Data records

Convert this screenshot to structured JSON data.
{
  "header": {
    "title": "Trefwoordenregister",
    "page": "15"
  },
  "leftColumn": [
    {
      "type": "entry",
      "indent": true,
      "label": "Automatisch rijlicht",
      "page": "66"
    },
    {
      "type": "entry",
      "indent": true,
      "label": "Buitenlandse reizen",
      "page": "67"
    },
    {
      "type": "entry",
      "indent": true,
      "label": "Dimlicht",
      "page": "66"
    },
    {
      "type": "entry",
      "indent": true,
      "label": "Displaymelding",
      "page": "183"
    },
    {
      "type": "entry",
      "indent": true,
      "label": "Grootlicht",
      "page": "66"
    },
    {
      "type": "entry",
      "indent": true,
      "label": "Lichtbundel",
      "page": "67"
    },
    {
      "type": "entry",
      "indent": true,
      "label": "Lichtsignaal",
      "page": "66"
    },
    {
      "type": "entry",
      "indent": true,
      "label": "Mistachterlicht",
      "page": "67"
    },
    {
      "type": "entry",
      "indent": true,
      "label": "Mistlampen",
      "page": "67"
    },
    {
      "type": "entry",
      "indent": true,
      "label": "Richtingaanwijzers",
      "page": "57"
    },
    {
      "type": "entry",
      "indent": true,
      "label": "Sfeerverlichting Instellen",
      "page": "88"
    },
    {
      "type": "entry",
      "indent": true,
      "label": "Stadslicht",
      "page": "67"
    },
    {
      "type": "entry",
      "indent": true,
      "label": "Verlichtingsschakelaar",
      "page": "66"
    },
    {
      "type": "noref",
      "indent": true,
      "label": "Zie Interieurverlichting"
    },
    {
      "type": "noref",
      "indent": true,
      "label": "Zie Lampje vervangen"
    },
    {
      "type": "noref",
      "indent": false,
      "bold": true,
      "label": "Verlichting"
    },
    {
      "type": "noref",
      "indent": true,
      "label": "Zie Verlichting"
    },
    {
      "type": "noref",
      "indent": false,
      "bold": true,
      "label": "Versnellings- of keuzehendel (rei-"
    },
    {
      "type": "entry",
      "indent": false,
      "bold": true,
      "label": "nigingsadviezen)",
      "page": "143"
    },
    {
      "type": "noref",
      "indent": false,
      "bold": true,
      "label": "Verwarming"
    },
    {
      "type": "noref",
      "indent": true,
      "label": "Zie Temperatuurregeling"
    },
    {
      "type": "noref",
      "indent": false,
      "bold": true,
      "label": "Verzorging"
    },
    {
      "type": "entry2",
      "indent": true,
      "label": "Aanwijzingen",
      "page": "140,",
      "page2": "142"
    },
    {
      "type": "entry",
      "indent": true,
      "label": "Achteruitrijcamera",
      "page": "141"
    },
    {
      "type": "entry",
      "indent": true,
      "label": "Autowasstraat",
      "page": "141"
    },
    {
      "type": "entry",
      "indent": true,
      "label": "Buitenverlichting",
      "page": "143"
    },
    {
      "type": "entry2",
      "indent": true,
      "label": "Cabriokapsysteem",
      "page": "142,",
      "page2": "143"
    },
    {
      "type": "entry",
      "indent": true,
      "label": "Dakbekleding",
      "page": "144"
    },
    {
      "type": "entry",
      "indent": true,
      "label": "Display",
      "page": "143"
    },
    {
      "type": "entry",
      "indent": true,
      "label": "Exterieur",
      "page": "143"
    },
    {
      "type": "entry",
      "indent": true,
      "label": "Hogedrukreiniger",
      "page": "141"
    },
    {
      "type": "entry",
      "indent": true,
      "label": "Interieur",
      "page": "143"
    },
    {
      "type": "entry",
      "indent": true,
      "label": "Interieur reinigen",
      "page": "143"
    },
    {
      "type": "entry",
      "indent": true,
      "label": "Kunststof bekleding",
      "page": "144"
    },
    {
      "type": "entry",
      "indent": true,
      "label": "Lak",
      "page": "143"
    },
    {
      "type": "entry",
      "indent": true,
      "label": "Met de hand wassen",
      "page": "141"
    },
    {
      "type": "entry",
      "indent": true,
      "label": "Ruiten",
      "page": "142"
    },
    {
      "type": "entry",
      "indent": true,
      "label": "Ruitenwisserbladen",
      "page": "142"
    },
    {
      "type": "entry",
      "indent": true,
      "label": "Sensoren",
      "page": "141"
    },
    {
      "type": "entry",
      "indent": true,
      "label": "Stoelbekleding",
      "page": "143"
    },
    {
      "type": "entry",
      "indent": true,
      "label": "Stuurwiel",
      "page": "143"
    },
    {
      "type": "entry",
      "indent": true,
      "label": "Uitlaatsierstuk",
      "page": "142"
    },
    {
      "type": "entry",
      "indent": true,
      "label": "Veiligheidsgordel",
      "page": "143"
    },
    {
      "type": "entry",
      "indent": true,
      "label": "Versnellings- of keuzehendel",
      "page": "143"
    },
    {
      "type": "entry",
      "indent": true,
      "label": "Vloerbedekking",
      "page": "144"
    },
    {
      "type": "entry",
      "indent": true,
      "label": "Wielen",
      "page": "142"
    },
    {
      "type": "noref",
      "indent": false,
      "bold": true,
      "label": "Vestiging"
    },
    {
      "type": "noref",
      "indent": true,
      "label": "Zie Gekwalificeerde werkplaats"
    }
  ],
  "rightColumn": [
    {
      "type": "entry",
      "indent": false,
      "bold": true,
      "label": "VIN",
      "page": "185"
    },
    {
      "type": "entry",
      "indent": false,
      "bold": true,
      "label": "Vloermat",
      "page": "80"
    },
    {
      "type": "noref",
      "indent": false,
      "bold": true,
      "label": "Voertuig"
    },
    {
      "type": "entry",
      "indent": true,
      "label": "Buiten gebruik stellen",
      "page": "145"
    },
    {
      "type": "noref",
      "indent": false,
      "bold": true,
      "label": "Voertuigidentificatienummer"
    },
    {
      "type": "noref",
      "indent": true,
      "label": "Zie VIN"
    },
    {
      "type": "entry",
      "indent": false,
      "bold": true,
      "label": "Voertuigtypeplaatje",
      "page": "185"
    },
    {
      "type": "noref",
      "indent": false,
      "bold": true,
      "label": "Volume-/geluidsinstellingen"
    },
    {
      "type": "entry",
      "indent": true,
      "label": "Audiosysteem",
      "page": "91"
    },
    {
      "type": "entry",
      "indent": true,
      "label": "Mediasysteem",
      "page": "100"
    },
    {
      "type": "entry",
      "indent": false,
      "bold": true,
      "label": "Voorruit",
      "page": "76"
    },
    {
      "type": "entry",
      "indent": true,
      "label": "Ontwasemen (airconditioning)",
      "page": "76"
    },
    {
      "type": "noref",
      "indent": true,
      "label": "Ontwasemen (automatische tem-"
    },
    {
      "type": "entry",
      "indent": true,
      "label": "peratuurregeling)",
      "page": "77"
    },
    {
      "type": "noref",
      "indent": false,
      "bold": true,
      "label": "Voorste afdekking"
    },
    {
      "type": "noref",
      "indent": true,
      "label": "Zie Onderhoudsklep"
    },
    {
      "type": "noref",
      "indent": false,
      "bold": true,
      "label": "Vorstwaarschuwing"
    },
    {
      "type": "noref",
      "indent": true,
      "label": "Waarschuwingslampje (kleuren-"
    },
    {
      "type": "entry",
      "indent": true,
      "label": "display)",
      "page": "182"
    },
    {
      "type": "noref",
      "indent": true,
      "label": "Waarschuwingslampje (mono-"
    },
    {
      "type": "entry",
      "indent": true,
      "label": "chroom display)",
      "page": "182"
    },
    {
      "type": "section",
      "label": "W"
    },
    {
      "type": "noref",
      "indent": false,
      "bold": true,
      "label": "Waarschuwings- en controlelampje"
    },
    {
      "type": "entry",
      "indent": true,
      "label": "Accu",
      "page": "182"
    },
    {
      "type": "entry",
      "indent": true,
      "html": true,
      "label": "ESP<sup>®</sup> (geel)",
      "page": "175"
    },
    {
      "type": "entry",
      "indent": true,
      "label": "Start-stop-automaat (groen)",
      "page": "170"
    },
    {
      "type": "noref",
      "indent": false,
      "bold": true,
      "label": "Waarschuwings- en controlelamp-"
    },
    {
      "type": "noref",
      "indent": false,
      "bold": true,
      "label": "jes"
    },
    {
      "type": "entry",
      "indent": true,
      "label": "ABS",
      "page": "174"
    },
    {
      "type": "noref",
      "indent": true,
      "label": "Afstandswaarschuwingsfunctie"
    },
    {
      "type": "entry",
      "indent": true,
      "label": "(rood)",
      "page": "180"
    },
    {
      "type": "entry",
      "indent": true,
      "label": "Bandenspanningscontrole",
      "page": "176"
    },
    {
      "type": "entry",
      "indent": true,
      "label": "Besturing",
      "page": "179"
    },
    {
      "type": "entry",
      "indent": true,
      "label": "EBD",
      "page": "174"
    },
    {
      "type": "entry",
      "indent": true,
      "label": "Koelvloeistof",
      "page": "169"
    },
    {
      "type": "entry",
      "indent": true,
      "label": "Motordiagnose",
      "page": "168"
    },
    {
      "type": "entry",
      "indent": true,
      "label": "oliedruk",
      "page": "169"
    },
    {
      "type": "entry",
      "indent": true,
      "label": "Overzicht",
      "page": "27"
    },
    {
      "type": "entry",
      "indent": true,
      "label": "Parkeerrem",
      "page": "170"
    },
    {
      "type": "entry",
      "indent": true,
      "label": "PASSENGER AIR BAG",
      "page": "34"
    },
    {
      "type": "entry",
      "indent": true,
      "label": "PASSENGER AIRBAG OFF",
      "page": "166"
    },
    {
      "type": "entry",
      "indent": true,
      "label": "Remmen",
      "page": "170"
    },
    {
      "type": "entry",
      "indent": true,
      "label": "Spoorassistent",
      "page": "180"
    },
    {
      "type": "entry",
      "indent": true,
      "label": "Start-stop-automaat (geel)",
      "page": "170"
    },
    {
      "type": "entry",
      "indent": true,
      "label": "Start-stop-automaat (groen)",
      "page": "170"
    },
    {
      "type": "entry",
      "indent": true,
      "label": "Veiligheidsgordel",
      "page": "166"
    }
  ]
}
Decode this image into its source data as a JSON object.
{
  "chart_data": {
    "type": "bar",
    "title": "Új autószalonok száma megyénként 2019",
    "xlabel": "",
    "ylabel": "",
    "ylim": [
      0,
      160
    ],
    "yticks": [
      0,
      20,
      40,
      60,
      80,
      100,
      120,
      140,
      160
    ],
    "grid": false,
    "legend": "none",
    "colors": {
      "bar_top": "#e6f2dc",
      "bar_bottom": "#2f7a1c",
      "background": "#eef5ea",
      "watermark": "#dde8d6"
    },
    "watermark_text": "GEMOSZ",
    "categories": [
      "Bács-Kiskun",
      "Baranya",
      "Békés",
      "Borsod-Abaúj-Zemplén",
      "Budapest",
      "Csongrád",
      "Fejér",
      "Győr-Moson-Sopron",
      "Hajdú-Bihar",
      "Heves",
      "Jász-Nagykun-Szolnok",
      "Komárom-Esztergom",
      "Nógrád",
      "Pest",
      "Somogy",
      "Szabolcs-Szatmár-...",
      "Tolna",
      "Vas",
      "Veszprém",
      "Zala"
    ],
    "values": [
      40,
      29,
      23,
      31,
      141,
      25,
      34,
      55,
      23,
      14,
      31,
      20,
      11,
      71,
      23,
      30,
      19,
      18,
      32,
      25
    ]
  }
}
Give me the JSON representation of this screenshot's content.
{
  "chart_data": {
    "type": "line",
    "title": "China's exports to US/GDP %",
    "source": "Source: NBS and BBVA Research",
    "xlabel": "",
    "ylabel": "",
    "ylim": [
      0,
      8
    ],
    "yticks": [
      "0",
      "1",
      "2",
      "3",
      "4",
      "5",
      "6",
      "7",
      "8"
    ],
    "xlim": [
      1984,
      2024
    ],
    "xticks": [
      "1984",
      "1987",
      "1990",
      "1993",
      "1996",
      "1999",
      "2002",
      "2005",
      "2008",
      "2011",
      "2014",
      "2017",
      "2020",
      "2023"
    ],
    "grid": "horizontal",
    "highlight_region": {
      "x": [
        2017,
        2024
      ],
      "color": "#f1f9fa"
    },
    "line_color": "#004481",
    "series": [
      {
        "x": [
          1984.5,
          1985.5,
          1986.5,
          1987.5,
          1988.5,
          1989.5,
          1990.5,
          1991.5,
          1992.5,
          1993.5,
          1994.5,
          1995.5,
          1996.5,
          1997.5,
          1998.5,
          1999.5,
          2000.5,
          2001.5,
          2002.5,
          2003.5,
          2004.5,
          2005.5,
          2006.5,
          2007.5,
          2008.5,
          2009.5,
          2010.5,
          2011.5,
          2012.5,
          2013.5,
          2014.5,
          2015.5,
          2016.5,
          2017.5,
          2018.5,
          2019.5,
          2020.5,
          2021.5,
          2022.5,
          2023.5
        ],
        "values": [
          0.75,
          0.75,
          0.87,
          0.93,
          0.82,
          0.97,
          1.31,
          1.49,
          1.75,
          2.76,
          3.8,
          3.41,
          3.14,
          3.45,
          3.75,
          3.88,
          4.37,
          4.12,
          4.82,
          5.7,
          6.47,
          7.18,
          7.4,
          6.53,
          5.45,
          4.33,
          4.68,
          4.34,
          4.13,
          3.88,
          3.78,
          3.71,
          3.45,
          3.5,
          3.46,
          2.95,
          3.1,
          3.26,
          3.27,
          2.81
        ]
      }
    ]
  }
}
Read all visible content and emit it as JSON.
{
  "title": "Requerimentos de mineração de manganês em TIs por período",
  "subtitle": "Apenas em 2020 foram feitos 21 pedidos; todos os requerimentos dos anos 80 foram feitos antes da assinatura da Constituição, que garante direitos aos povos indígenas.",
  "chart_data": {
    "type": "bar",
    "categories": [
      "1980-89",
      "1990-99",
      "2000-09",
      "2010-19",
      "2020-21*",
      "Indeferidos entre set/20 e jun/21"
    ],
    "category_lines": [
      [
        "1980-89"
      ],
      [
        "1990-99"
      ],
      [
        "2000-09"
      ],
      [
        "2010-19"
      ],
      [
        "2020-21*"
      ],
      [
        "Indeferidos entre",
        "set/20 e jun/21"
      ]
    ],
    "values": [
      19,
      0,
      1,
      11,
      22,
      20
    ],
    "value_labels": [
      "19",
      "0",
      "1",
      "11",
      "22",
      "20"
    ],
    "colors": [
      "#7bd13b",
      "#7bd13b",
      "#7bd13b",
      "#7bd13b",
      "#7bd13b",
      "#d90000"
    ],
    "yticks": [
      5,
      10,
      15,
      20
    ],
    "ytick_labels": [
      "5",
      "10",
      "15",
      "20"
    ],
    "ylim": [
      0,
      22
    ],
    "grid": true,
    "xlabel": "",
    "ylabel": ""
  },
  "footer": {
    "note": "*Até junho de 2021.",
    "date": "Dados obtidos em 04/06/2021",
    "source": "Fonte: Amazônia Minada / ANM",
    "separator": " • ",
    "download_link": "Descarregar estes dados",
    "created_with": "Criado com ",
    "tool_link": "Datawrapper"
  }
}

§ **What is expected**:
Copy out exactly the lines between the line with "Read all visible content and emit it as JSON." and the last line of the entries, counting both of those lines.

§ **Right answer**:
Read all visible content and emit it as JSON.
{
  "title": "Requerimentos de mineração de manganês em TIs por período",
  "subtitle": "Apenas em 2020 foram feitos 21 pedidos; todos os requerimentos dos anos 80 foram feitos antes da assinatura da Constituição, que garante direitos aos povos indígenas.",
  "chart_data": {
    "type": "bar",
    "categories": [
      "1980-89",
      "1990-99",
      "2000-09",
      "2010-19",
      "2020-21*",
      "Indeferidos entre set/20 e jun/21"
    ],
    "category_lines": [
      [
        "1980-89"
      ],
      [
        "1990-99"
      ],
      [
        "2000-09"
      ],
      [
        "2010-19"
      ],
      [
        "2020-21*"
      ],
      [
        "Indeferidos entre",
        "set/20 e jun/21"
      ]
    ],
    "values": [
      19,
      0,
      1,
      11,
      22,
      20
    ],
    "value_labels": [
      "19",
      "0",
      "1",
      "11",
      "22",
      "20"
    ],
    "colors": [
      "#7bd13b",
      "#7bd13b",
      "#7bd13b",
      "#7bd13b",
      "#7bd13b",
      "#d90000"
    ],
    "yticks": [
      5,
      10,
      15,
      20
    ],
    "ytick_labels": [
      "5",
      "10",
      "15",
      "20"
    ],
    "ylim": [
      0,
      22
    ],
    "grid": true,
    "xlabel": "",
    "ylabel": ""
  },
  "footer": {
    "note": "*Até junho de 2021.",
    "date": "Dados obtidos em 04/06/2021",
    "source": "Fonte: Amazônia Minada / ANM",
    "separator": " • ",
    "download_link": "Descarregar estes dados",
    "created_with": "Criado com ",
    "tool_link": "Datawrapper"
  }
}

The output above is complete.